DIRECTION: List all the lines in these records that hold "this".

Chart and figure data:

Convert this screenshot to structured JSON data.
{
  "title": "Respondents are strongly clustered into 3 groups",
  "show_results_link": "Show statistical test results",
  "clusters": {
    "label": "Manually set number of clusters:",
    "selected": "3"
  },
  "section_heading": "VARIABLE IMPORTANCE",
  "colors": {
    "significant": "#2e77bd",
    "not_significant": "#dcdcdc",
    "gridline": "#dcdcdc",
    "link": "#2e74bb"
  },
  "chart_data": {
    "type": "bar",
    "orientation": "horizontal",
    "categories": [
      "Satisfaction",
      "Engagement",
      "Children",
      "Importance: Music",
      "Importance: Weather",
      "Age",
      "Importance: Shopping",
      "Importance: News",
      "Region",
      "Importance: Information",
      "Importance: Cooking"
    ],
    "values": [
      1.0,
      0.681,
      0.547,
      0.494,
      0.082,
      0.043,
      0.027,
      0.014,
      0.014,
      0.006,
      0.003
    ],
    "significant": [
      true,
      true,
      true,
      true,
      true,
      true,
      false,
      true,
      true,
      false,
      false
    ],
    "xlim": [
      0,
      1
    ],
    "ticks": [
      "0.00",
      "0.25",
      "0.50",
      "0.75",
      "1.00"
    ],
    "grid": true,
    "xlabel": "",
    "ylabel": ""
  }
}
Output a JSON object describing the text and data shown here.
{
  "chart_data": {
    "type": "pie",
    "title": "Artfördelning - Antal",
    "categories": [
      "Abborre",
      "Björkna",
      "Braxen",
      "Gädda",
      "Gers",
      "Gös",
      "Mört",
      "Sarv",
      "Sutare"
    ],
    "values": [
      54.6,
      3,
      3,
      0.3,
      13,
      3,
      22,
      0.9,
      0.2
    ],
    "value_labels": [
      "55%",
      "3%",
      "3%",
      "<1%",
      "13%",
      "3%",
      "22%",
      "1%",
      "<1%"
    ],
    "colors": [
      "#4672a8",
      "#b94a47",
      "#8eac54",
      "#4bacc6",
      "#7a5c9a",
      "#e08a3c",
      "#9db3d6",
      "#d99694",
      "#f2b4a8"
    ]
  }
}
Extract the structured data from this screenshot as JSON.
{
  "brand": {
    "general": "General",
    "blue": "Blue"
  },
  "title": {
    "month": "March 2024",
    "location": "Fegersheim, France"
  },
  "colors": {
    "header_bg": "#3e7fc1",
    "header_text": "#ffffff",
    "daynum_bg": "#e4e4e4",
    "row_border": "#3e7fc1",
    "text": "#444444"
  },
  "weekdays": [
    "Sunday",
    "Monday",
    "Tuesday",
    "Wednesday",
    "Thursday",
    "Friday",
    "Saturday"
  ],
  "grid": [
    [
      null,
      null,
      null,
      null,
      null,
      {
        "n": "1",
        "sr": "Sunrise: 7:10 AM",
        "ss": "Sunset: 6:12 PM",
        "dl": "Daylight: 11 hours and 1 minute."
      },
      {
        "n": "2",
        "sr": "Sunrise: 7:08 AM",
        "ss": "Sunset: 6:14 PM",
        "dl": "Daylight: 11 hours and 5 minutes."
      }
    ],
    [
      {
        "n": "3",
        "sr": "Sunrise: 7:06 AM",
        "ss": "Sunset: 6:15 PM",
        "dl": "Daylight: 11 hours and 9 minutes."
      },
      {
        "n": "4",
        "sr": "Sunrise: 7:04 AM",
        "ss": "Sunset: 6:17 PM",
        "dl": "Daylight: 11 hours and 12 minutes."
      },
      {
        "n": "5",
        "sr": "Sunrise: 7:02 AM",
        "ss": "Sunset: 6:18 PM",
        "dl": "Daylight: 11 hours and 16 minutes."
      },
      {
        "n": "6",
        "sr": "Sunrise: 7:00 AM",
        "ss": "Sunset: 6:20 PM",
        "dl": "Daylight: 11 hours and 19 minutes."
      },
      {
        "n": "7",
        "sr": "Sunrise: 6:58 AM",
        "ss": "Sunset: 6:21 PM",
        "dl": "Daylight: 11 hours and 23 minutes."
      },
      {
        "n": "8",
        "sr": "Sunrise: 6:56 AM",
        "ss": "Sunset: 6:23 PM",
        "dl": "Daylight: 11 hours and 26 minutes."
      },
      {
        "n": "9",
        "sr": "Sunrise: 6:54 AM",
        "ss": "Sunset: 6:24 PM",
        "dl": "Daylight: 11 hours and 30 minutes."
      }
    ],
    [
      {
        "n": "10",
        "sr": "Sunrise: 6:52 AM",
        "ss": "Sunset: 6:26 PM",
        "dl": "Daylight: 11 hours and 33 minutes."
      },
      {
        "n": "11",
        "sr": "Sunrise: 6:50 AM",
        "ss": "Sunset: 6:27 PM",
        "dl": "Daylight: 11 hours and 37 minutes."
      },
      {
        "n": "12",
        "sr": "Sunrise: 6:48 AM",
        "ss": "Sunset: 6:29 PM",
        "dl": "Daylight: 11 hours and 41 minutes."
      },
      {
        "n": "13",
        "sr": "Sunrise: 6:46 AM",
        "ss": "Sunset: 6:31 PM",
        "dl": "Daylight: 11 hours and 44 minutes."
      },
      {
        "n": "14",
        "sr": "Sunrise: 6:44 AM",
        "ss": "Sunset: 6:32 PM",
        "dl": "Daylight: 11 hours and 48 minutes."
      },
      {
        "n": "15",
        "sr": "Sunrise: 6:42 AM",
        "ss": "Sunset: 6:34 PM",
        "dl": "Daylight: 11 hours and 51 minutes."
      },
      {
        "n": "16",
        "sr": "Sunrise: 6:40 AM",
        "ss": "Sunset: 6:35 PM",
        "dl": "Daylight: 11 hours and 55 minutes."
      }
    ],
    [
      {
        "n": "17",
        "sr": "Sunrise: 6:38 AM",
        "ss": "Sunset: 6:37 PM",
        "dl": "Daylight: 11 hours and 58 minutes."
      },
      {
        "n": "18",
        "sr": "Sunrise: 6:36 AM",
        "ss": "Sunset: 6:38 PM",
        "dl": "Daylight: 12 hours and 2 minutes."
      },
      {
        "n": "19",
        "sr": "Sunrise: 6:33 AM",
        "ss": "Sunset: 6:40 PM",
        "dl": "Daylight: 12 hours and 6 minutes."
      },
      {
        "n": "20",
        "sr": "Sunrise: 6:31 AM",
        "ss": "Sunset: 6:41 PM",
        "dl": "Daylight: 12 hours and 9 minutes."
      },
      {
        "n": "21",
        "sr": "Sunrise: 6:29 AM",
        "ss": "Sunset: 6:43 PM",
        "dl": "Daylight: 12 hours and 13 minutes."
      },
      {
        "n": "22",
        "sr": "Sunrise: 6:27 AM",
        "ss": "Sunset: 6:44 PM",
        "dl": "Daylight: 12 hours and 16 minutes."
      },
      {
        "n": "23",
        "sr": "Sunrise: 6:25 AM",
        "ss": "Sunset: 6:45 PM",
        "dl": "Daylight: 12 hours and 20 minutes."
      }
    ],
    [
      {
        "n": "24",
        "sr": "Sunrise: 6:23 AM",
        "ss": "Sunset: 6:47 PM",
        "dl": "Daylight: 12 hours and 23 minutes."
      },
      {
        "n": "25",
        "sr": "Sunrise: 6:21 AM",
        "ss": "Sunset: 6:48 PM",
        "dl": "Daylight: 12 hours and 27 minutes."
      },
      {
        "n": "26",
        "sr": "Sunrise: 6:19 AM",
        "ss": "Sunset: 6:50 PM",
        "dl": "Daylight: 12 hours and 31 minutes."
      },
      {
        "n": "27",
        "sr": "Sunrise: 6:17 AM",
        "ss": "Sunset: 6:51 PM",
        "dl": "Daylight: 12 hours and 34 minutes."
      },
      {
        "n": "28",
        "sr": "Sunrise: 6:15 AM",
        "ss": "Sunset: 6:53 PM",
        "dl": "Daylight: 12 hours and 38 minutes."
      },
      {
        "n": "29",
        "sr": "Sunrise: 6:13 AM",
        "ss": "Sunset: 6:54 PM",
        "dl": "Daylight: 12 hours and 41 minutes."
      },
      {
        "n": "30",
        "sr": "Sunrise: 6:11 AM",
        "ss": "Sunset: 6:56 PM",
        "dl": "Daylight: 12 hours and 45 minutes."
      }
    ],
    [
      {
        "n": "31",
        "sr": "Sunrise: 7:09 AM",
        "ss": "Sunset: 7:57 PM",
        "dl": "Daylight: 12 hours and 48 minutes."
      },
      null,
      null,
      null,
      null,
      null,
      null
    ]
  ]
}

WORKED ANSWER:
Convert this screenshot to structured JSON data.
Extract the structured data from this screenshot as JSON.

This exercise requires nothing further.